Work instructions
Retype the full set of records. Keep every character identical.
####################
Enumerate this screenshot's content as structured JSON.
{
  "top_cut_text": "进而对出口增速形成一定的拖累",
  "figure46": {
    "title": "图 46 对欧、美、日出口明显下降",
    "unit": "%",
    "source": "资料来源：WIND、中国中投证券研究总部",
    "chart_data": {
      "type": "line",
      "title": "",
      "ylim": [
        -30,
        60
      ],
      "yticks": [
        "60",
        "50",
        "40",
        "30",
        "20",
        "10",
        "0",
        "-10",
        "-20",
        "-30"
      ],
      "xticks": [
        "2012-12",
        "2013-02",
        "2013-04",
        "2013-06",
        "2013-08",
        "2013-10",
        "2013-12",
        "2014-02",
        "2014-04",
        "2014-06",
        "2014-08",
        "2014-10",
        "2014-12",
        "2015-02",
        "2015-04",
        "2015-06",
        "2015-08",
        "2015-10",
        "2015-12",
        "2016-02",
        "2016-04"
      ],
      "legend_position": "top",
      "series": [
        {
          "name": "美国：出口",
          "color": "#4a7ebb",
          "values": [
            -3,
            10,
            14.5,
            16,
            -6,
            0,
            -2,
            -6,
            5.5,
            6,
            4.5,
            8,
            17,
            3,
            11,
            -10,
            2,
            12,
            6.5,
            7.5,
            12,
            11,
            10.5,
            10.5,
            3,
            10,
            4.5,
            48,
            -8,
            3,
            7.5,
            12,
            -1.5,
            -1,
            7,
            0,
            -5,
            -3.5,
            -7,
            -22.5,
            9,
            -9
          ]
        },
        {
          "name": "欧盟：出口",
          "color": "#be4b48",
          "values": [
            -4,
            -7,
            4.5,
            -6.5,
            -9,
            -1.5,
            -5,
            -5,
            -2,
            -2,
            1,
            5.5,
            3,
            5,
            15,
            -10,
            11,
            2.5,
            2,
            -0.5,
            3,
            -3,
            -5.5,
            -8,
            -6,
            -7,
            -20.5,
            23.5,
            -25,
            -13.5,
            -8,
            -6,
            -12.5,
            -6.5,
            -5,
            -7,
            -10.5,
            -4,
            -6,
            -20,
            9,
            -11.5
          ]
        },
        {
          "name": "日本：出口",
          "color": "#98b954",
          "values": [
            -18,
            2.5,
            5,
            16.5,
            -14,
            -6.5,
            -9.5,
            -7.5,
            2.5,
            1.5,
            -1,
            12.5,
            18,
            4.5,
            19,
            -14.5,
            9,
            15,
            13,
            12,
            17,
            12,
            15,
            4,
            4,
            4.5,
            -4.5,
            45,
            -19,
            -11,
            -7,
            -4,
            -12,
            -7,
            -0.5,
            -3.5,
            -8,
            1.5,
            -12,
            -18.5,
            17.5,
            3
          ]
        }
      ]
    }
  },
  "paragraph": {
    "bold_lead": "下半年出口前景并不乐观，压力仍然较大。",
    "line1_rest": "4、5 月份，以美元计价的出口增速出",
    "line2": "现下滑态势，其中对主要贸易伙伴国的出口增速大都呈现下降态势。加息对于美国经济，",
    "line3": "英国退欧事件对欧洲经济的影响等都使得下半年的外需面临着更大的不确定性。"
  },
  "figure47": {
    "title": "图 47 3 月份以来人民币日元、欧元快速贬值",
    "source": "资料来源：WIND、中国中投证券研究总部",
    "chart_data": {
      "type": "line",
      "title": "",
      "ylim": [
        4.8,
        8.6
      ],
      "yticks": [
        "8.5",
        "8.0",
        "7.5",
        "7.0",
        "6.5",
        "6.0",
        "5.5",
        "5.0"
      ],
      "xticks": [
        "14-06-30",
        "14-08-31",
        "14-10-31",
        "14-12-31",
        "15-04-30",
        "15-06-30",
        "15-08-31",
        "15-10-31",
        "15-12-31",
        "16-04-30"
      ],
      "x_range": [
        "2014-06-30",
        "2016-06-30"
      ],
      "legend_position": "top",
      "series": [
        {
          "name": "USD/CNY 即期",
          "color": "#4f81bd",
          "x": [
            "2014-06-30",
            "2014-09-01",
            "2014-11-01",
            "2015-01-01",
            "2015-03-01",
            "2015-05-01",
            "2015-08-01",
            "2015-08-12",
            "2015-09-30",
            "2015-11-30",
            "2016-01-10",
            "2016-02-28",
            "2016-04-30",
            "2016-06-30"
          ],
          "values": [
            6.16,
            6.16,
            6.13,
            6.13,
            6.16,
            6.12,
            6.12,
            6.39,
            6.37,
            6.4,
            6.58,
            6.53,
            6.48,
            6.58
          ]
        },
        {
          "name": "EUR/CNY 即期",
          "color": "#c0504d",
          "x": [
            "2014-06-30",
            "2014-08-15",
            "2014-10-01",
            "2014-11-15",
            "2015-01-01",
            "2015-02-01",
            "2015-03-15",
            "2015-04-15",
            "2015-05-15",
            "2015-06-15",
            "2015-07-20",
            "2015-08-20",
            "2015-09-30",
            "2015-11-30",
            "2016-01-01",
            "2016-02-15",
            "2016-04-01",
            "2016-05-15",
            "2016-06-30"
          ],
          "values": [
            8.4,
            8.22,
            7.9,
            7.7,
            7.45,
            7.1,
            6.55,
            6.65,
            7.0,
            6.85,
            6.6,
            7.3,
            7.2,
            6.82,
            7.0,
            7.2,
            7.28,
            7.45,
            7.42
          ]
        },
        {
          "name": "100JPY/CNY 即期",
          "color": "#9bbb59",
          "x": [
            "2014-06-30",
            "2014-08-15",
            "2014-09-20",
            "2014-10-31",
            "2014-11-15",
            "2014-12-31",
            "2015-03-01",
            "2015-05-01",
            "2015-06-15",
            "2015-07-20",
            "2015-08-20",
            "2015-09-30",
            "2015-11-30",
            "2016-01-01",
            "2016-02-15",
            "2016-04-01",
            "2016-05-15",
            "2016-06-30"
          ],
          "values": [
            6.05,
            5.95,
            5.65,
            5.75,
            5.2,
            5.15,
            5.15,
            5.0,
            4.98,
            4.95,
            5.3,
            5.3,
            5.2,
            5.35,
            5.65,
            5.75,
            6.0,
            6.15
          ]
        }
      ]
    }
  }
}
####################
Solution to this problem
Enumerate this screenshot's content as structured JSON.
{
  "top_cut_text": "进而对出口增速形成一定的拖累",
  "figure46": {
    "title": "图 46 对欧、美、日出口明显下降",
    "unit": "%",
    "source": "资料来源：WIND、中国中投证券研究总部",
    "chart_data": {
      "type": "line",
      "title": "",
      "ylim": [
        -30,
        60
      ],
      "yticks": [
        "60",
        "50",
        "40",
        "30",
        "20",
        "10",
        "0",
        "-10",
        "-20",
        "-30"
      ],
      "xticks": [
        "2012-12",
        "2013-02",
        "2013-04",
        "2013-06",
        "2013-08",
        "2013-10",
        "2013-12",
        "2014-02",
        "2014-04",
        "2014-06",
        "2014-08",
        "2014-10",
        "2014-12",
        "2015-02",
        "2015-04",
        "2015-06",
        "2015-08",
        "2015-10",
        "2015-12",
        "2016-02",
        "2016-04"
      ],
      "legend_position": "top",
      "series": [
        {
          "name": "美国：出口",
          "color": "#4a7ebb",
          "values": [
            -3,
            10,
            14.5,
            16,
            -6,
            0,
            -2,
            -6,
            5.5,
            6,
            4.5,
            8,
            17,
            3,
            11,
            -10,
            2,
            12,
            6.5,
            7.5,
            12,
            11,
            10.5,
            10.5,
            3,
            10,
            4.5,
            48,
            -8,
            3,
            7.5,
            12,
            -1.5,
            -1,
            7,
            0,
            -5,
            -3.5,
            -7,
            -22.5,
            9,
            -9
          ]
        },
        {
          "name": "欧盟：出口",
          "color": "#be4b48",
          "values": [
            -4,
            -7,
            4.5,
            -6.5,
            -9,
            -1.5,
            -5,
            -5,
            -2,
            -2,
            1,
            5.5,
            3,
            5,
            15,
            -10,
            11,
            2.5,
            2,
            -0.5,
            3,
            -3,
            -5.5,
            -8,
            -6,
            -7,
            -20.5,
            23.5,
            -25,
            -13.5,
            -8,
            -6,
            -12.5,
            -6.5,
            -5,
            -7,
            -10.5,
            -4,
            -6,
            -20,
            9,
            -11.5
          ]
        },
        {
          "name": "日本：出口",
          "color": "#98b954",
          "values": [
            -18,
            2.5,
            5,
            16.5,
            -14,
            -6.5,
            -9.5,
            -7.5,
            2.5,
            1.5,
            -1,
            12.5,
            18,
            4.5,
            19,
            -14.5,
            9,
            15,
            13,
            12,
            17,
            12,
            15,
            4,
            4,
            4.5,
            -4.5,
            45,
            -19,
            -11,
            -7,
            -4,
            -12,
            -7,
            -0.5,
            -3.5,
            -8,
            1.5,
            -12,
            -18.5,
            17.5,
            3
          ]
        }
      ]
    }
  },
  "paragraph": {
    "bold_lead": "下半年出口前景并不乐观，压力仍然较大。",
    "line1_rest": "4、5 月份，以美元计价的出口增速出",
    "line2": "现下滑态势，其中对主要贸易伙伴国的出口增速大都呈现下降态势。加息对于美国经济，",
    "line3": "英国退欧事件对欧洲经济的影响等都使得下半年的外需面临着更大的不确定性。"
  },
  "figure47": {
    "title": "图 47 3 月份以来人民币日元、欧元快速贬值",
    "source": "资料来源：WIND、中国中投证券研究总部",
    "chart_data": {
      "type": "line",
      "title": "",
      "ylim": [
        4.8,
        8.6
      ],
      "yticks": [
        "8.5",
        "8.0",
        "7.5",
        "7.0",
        "6.5",
        "6.0",
        "5.5",
        "5.0"
      ],
      "xticks": [
        "14-06-30",
        "14-08-31",
        "14-10-31",
        "14-12-31",
        "15-04-30",
        "15-06-30",
        "15-08-31",
        "15-10-31",
        "15-12-31",
        "16-04-30"
      ],
      "x_range": [
        "2014-06-30",
        "2016-06-30"
      ],
      "legend_position": "top",
      "series": [
        {
          "name": "USD/CNY 即期",
          "color": "#4f81bd",
          "x": [
            "2014-06-30",
            "2014-09-01",
            "2014-11-01",
            "2015-01-01",
            "2015-03-01",
            "2015-05-01",
            "2015-08-01",
            "2015-08-12",
            "2015-09-30",
            "2015-11-30",
            "2016-01-10",
            "2016-02-28",
            "2016-04-30",
            "2016-06-30"
          ],
          "values": [
            6.16,
            6.16,
            6.13,
            6.13,
            6.16,
            6.12,
            6.12,
            6.39,
            6.37,
            6.4,
            6.58,
            6.53,
            6.48,
            6.58
          ]
        },
        {
          "name": "EUR/CNY 即期",
          "color": "#c0504d",
          "x": [
            "2014-06-30",
            "2014-08-15",
            "2014-10-01",
            "2014-11-15",
            "2015-01-01",
            "2015-02-01",
            "2015-03-15",
            "2015-04-15",
            "2015-05-15",
            "2015-06-15",
            "2015-07-20",
            "2015-08-20",
            "2015-09-30",
            "2015-11-30",
            "2016-01-01",
            "2016-02-15",
            "2016-04-01",
            "2016-05-15",
            "2016-06-30"
          ],
          "values": [
            8.4,
            8.22,
            7.9,
            7.7,
            7.45,
            7.1,
            6.55,
            6.65,
            7.0,
            6.85,
            6.6,
            7.3,
            7.2,
            6.82,
            7.0,
            7.2,
            7.28,
            7.45,
            7.42
          ]
        },
        {
          "name": "100JPY/CNY 即期",
          "color": "#9bbb59",
          "x": [
            "2014-06-30",
            "2014-08-15",
            "2014-09-20",
            "2014-10-31",
            "2014-11-15",
            "2014-12-31",
            "2015-03-01",
            "2015-05-01",
            "2015-06-15",
            "2015-07-20",
            "2015-08-20",
            "2015-09-30",
            "2015-11-30",
            "2016-01-01",
            "2016-02-15",
            "2016-04-01",
            "2016-05-15",
            "2016-06-30"
          ],
          "values": [
            6.05,
            5.95,
            5.65,
            5.75,
            5.2,
            5.15,
            5.15,
            5.0,
            4.98,
            4.95,
            5.3,
            5.3,
            5.2,
            5.35,
            5.65,
            5.75,
            6.0,
            6.15
          ]
        }
      ]
    }
  }
}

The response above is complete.